What is needed - Look through the lines below, find those with the word "Krause", and copy them.
[[ Stored data open ]]
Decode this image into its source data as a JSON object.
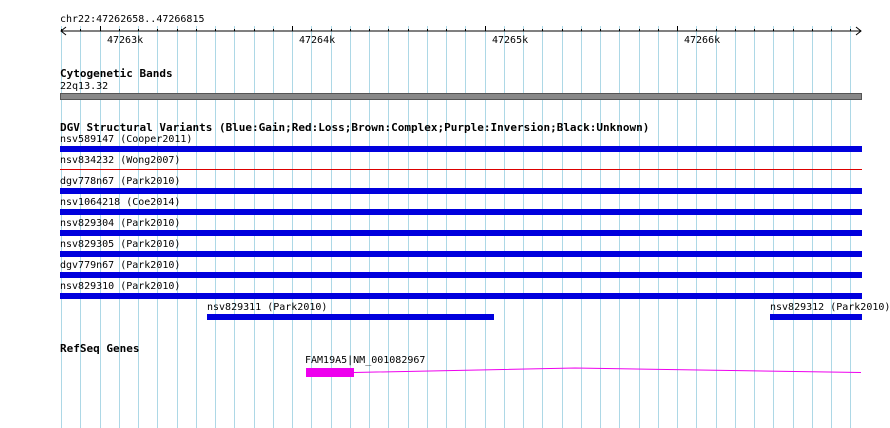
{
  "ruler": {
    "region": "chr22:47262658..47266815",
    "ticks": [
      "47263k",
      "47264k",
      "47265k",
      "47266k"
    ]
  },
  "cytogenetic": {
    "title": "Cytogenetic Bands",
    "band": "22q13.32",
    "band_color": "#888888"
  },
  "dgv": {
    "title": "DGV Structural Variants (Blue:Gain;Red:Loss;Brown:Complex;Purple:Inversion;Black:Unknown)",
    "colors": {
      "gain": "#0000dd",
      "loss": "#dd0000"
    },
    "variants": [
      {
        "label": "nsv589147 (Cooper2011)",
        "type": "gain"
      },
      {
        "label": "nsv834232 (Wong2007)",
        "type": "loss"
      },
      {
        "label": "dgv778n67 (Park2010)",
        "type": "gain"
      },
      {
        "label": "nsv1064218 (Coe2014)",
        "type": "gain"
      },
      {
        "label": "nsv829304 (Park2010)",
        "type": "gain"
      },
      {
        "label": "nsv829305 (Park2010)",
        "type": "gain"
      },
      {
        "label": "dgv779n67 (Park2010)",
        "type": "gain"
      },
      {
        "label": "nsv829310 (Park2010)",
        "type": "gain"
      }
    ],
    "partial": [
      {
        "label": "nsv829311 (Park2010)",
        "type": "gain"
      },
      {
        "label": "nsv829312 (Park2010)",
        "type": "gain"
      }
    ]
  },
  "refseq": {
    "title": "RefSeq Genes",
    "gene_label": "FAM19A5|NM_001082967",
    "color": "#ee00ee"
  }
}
[[ Stored data closed ]]
[[ Stored data open ]]
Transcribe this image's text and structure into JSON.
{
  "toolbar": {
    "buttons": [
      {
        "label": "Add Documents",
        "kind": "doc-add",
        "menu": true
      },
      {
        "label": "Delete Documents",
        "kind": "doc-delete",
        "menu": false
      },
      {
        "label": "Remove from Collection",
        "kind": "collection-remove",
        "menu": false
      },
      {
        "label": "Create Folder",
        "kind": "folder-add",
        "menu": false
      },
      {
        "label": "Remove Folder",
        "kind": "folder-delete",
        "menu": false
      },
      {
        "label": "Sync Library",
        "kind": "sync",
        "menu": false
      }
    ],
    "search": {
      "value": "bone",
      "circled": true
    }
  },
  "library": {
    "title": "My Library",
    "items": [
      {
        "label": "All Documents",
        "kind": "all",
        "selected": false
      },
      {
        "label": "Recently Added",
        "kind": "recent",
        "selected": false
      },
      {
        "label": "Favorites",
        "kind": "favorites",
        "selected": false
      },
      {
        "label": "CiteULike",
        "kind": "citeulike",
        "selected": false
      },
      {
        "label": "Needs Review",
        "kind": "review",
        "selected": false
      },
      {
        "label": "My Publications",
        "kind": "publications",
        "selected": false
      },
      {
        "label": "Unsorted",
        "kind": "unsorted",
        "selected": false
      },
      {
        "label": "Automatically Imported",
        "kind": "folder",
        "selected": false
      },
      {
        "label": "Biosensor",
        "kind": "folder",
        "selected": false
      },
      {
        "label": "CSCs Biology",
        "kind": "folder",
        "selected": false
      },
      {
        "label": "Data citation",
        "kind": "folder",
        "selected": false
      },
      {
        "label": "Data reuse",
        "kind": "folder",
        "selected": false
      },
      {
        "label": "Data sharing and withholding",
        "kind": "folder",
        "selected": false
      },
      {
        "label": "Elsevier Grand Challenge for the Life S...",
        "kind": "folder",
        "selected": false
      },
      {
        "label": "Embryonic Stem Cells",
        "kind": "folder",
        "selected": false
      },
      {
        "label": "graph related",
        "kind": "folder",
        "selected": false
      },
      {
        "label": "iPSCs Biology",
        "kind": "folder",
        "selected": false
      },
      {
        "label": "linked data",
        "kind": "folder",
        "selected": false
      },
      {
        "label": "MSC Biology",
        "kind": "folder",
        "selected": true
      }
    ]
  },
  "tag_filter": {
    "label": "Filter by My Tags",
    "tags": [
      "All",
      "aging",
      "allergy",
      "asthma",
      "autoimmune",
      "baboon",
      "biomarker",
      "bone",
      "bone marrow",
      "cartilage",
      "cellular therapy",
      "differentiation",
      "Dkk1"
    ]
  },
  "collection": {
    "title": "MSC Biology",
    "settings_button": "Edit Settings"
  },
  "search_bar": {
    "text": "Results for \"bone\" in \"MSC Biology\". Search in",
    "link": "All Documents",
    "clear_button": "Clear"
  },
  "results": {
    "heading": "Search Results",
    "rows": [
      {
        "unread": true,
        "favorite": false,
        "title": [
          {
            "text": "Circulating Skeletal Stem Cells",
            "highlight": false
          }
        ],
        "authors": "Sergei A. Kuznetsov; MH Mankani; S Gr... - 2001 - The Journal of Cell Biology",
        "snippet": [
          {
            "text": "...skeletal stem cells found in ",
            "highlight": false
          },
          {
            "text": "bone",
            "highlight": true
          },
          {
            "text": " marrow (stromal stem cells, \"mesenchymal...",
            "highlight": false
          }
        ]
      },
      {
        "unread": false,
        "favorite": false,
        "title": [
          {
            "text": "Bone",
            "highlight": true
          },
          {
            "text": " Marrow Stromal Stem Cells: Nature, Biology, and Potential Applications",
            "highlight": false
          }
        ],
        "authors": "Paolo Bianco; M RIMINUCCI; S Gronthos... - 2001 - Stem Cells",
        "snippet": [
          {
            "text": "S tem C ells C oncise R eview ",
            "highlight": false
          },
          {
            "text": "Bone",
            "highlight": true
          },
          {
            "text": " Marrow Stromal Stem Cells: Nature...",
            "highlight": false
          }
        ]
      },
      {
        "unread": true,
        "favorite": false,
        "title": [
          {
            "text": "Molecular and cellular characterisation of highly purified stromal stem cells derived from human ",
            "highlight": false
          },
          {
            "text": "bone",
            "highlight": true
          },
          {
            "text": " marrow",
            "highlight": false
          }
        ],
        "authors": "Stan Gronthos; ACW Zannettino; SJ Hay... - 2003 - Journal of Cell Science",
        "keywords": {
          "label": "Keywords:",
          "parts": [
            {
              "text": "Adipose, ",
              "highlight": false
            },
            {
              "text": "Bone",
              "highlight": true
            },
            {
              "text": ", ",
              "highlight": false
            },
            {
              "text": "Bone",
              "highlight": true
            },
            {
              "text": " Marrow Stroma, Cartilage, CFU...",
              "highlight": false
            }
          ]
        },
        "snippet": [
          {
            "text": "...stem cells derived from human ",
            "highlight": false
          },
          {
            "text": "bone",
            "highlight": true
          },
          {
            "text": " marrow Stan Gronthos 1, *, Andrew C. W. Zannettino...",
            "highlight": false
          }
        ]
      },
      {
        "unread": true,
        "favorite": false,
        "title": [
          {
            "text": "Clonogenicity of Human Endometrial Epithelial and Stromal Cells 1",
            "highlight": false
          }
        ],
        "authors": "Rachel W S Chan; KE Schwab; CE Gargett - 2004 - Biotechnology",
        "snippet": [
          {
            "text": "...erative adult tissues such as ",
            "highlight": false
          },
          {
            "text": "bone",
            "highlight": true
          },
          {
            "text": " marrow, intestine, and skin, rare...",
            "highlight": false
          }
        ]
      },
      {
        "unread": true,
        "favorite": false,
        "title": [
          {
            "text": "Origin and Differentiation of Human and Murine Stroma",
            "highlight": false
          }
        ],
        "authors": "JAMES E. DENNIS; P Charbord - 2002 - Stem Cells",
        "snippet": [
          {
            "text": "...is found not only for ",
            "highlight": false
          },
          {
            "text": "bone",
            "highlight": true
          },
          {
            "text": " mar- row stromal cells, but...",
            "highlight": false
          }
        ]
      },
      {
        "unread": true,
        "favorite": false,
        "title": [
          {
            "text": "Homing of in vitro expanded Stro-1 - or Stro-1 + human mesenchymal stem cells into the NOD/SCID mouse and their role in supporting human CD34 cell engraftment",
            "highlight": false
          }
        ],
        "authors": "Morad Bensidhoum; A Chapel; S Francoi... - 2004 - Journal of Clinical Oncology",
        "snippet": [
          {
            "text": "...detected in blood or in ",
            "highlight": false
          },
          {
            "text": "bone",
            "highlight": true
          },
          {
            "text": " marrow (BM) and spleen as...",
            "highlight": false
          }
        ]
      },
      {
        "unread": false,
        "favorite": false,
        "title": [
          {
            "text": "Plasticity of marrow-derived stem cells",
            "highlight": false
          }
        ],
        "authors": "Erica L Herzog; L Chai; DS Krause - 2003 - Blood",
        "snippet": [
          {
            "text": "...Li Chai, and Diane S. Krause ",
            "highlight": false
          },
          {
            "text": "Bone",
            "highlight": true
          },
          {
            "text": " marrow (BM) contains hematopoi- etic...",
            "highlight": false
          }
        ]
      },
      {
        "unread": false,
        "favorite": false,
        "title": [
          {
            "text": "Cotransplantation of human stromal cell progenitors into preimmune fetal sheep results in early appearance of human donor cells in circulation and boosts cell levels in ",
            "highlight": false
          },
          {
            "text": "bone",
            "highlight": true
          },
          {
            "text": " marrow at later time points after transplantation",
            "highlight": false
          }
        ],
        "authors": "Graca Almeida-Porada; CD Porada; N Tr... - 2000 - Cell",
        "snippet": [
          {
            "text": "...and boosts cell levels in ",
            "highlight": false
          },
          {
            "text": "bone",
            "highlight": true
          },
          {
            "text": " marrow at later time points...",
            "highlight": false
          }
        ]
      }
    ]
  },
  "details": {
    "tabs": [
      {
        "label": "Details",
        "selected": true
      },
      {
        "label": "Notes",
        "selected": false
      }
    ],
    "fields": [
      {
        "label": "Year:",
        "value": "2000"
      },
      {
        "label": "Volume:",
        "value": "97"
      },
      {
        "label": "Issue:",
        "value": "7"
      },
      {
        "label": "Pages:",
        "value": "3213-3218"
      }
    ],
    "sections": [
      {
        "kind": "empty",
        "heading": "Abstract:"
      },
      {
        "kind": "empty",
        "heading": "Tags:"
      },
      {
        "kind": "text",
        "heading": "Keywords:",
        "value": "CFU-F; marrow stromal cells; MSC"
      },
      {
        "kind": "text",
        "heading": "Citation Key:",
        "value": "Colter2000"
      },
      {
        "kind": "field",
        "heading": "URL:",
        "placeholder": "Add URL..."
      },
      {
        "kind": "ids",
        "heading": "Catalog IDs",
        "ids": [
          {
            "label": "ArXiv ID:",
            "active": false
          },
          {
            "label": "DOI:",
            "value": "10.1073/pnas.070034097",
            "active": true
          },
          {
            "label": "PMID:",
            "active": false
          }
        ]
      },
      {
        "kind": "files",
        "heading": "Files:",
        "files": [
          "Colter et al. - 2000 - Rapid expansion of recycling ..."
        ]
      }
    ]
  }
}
[[ Stored data closed ]]
Output -
        "authors": "Erica L Herzog; L Chai; DS Krause - 2003 - Blood",
            "text": "...Li Chai, and Diane S. Krause ",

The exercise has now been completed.